### Short task
Reproduce the data word for word, from its first line through the line that contains "262, 634, 289]".

### Provided data
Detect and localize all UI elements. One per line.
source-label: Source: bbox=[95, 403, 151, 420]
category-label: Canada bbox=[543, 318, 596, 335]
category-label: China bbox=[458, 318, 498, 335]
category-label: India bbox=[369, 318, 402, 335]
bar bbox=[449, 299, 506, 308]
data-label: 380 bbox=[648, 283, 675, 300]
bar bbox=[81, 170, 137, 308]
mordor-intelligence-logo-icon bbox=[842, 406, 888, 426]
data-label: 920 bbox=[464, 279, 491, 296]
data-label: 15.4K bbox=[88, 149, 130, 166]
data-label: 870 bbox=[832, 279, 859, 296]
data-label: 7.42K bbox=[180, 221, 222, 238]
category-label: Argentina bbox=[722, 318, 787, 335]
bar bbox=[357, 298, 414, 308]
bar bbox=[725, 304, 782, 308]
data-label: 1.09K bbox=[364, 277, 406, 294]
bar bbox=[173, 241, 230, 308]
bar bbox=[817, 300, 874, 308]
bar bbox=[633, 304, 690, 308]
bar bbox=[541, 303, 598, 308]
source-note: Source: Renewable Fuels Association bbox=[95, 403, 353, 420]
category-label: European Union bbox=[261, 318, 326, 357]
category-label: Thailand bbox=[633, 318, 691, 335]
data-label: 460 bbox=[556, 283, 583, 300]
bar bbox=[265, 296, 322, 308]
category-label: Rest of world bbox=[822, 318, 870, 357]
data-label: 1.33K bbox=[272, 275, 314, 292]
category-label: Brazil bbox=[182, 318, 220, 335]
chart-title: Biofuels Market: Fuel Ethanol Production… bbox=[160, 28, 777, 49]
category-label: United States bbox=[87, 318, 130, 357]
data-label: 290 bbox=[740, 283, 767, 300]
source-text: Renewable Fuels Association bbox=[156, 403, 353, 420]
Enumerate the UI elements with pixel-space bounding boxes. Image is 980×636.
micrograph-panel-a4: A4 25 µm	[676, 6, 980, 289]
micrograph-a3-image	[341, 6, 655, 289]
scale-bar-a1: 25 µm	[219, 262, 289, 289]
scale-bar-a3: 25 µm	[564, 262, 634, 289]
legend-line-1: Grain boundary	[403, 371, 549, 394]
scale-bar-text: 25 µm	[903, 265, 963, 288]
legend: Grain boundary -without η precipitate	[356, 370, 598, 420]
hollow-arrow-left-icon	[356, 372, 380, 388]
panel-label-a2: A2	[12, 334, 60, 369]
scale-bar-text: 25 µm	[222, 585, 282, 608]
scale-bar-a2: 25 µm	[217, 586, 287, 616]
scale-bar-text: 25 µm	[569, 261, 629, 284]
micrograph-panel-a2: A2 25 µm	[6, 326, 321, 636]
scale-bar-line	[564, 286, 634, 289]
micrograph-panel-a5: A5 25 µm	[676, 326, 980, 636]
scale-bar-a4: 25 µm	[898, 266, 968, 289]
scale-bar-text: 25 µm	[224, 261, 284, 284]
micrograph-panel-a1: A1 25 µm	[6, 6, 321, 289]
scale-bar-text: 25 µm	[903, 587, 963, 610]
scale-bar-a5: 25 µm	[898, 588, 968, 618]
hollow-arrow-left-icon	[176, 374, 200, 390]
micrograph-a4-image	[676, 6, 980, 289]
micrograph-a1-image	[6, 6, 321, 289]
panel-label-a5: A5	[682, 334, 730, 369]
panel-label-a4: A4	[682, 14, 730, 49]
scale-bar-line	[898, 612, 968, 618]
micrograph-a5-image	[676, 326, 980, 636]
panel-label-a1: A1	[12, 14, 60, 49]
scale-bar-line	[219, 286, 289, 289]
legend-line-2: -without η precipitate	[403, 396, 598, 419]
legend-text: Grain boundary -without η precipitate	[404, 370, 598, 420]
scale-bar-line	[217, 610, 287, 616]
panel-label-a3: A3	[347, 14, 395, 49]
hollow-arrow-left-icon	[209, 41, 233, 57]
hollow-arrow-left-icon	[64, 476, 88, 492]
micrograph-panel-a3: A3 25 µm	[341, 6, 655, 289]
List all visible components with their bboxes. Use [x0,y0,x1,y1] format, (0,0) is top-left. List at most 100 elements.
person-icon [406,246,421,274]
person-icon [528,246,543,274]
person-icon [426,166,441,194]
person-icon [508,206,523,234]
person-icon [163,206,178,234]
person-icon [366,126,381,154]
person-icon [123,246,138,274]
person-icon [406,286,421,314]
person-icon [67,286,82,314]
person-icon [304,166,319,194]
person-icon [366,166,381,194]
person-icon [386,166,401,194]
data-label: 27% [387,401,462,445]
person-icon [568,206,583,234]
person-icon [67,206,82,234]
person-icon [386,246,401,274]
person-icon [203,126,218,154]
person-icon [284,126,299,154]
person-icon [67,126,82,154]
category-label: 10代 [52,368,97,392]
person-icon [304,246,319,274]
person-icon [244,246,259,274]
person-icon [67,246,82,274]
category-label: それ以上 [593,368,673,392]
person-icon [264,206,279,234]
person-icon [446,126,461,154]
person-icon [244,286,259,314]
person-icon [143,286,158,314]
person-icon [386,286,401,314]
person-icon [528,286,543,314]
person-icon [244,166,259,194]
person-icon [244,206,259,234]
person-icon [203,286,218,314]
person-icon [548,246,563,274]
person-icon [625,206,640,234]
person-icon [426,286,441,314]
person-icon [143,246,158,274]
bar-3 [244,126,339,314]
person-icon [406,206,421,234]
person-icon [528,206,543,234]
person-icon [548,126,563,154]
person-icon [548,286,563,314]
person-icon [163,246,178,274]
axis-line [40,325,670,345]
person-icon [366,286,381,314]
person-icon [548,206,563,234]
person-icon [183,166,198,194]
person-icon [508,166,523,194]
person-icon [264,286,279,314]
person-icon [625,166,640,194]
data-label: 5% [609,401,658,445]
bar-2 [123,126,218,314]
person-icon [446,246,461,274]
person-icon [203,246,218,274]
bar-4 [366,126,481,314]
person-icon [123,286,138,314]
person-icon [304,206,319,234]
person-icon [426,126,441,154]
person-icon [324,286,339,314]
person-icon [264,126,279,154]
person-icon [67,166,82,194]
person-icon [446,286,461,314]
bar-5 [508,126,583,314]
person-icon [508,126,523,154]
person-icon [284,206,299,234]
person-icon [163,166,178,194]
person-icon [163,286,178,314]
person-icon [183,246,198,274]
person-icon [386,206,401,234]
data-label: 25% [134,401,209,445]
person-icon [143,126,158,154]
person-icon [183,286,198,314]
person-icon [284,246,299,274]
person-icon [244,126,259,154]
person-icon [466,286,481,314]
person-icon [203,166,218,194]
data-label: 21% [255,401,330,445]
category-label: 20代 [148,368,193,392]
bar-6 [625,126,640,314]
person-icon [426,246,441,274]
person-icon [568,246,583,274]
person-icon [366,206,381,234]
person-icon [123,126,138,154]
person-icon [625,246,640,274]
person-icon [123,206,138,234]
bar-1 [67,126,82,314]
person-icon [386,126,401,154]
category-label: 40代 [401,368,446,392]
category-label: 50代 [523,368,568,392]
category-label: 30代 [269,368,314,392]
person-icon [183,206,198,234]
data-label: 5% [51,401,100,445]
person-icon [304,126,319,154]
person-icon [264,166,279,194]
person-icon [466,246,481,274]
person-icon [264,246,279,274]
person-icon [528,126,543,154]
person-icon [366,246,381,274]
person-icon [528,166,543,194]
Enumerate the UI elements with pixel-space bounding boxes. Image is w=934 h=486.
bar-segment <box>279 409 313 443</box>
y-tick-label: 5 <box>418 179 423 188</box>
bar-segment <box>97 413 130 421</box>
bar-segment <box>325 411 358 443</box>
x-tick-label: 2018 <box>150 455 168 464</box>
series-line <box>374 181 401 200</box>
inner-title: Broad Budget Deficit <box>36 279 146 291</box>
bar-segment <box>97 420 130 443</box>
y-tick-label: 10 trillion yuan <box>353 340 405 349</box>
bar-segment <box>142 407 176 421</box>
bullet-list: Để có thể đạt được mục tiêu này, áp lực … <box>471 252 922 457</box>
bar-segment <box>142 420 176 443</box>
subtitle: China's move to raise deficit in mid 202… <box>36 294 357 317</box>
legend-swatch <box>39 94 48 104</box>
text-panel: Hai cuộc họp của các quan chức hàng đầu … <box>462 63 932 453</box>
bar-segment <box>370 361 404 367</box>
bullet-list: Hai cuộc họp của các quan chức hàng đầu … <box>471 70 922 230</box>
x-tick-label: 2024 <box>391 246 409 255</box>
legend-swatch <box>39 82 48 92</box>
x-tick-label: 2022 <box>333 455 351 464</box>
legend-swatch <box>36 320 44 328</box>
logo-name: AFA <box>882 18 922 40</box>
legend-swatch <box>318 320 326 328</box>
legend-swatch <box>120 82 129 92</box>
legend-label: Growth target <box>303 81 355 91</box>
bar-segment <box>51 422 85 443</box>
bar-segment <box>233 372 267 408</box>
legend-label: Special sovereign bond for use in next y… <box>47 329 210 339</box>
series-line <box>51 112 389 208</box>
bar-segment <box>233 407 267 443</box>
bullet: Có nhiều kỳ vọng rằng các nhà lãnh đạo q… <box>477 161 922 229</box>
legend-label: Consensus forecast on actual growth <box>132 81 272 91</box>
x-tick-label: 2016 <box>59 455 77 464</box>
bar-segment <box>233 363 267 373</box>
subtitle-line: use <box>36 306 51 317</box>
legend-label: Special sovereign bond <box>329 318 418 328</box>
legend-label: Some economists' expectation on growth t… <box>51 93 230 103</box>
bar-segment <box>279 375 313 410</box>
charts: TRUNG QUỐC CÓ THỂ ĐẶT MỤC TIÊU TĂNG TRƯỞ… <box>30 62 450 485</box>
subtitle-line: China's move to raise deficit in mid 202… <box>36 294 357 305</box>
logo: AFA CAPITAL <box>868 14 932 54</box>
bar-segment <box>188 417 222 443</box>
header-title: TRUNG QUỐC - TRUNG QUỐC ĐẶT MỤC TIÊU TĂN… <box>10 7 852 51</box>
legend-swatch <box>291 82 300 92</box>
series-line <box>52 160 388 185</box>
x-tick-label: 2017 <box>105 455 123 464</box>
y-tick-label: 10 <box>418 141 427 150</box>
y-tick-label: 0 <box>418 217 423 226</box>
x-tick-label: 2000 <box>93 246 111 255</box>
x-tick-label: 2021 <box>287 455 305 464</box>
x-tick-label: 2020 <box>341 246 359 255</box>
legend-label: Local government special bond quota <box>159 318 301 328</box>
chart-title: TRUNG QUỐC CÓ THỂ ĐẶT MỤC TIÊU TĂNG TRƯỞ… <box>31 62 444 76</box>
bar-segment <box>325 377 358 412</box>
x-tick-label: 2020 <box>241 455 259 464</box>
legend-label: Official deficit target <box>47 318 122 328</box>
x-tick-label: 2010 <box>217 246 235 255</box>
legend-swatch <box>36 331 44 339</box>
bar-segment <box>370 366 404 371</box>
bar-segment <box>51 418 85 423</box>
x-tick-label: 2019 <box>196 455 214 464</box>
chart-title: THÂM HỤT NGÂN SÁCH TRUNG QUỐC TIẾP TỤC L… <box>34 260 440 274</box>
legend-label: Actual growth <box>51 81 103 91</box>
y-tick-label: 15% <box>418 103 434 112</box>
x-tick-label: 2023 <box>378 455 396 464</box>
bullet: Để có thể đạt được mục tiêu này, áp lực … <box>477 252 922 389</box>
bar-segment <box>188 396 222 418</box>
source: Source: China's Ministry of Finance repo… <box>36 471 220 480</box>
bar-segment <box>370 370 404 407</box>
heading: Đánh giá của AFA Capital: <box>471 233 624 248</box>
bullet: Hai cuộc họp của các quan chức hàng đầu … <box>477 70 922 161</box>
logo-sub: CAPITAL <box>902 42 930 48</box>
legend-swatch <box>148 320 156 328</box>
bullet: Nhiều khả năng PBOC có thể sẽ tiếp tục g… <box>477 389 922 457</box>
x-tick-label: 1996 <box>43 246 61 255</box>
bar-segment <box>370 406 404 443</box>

### Right answer
Detect and localize all UI elements. One per line.
source-label: Source: bbox=[95, 403, 151, 420]
category-label: Canada bbox=[543, 318, 596, 335]
category-label: China bbox=[458, 318, 498, 335]
category-label: India bbox=[369, 318, 402, 335]
bar bbox=[449, 299, 506, 308]
data-label: 380 bbox=[648, 283, 675, 300]
bar bbox=[81, 170, 137, 308]
mordor-intelligence-logo-icon bbox=[842, 406, 888, 426]
data-label: 920 bbox=[464, 279, 491, 296]
data-label: 15.4K bbox=[88, 149, 130, 166]
data-label: 870 bbox=[832, 279, 859, 296]
data-label: 7.42K bbox=[180, 221, 222, 238]
category-label: Argentina bbox=[722, 318, 787, 335]
bar bbox=[357, 298, 414, 308]
bar bbox=[725, 304, 782, 308]
data-label: 1.09K bbox=[364, 277, 406, 294]
bar bbox=[173, 241, 230, 308]
bar bbox=[817, 300, 874, 308]
bar bbox=[633, 304, 690, 308]
bar bbox=[541, 303, 598, 308]
source-note: Source: Renewable Fuels Association bbox=[95, 403, 353, 420]
category-label: European Union bbox=[261, 318, 326, 357]
category-label: Thailand bbox=[633, 318, 691, 335]
data-label: 460 bbox=[556, 283, 583, 300]
bar bbox=[265, 296, 322, 308]
category-label: Rest of world bbox=[822, 318, 870, 357]
data-label: 1.33K bbox=[272, 275, 314, 292]
category-label: Brazil bbox=[182, 318, 220, 335]
chart-title: Biofuels Market: Fuel Ethanol Production… bbox=[160, 28, 777, 49]
category-label: United States bbox=[87, 318, 130, 357]
data-label: 290 bbox=[740, 283, 767, 300]
source-text: Renewable Fuels Association bbox=[156, 403, 353, 420]
Enumerate the UI elements with pixel-space bounding boxes. Image is 980×636.
micrograph-panel-a4: A4 25 µm	[676, 6, 980, 289]
micrograph-a3-image	[341, 6, 655, 289]
scale-bar-a1: 25 µm	[219, 262, 289, 289]
scale-bar-a3: 25 µm	[564, 262, 634, 289]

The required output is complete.